----- RECORD EXTRACTS
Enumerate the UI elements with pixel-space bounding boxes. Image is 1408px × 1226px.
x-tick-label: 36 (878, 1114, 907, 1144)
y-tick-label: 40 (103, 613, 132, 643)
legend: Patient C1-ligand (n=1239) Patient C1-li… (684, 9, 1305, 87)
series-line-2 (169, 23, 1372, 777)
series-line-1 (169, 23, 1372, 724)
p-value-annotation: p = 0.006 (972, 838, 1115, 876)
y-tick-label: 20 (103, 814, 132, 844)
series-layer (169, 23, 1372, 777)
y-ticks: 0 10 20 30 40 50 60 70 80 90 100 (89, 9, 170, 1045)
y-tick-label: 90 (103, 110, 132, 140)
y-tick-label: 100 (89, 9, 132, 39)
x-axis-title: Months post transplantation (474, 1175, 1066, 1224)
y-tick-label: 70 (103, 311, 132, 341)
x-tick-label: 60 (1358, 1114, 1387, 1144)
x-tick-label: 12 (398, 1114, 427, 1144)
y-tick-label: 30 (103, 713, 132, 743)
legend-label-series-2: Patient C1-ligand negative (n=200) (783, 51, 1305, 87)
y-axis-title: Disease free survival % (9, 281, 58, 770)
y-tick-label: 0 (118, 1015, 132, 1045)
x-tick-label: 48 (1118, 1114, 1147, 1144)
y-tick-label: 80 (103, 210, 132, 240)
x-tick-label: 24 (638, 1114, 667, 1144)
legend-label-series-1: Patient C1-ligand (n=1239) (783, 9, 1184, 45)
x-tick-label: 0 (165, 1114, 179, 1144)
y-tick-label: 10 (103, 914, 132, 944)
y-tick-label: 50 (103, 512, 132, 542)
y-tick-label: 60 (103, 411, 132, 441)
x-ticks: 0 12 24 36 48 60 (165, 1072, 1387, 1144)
----------
▸ EXERCISE AIM
Copy the listing above line for line, without changing any character.

▸ FULL RESPONSE
Enumerate the UI elements with pixel-space bounding boxes. Image is 1408px × 1226px.
x-tick-label: 36 (878, 1114, 907, 1144)
y-tick-label: 40 (103, 613, 132, 643)
legend: Patient C1-ligand (n=1239) Patient C1-li… (684, 9, 1305, 87)
series-line-2 (169, 23, 1372, 777)
series-line-1 (169, 23, 1372, 724)
p-value-annotation: p = 0.006 (972, 838, 1115, 876)
y-tick-label: 20 (103, 814, 132, 844)
series-layer (169, 23, 1372, 777)
y-ticks: 0 10 20 30 40 50 60 70 80 90 100 (89, 9, 170, 1045)
y-tick-label: 90 (103, 110, 132, 140)
y-tick-label: 100 (89, 9, 132, 39)
x-axis-title: Months post transplantation (474, 1175, 1066, 1224)
y-tick-label: 70 (103, 311, 132, 341)
x-tick-label: 60 (1358, 1114, 1387, 1144)
x-tick-label: 12 (398, 1114, 427, 1144)
y-tick-label: 30 (103, 713, 132, 743)
legend-label-series-2: Patient C1-ligand negative (n=200) (783, 51, 1305, 87)
y-axis-title: Disease free survival % (9, 281, 58, 770)
y-tick-label: 0 (118, 1015, 132, 1045)
x-tick-label: 48 (1118, 1114, 1147, 1144)
y-tick-label: 80 (103, 210, 132, 240)
x-tick-label: 24 (638, 1114, 667, 1144)
legend-label-series-1: Patient C1-ligand (n=1239) (783, 9, 1184, 45)
x-tick-label: 0 (165, 1114, 179, 1144)
y-tick-label: 10 (103, 914, 132, 944)
y-tick-label: 50 (103, 512, 132, 542)
y-tick-label: 60 (103, 411, 132, 441)
x-ticks: 0 12 24 36 48 60 (165, 1072, 1387, 1144)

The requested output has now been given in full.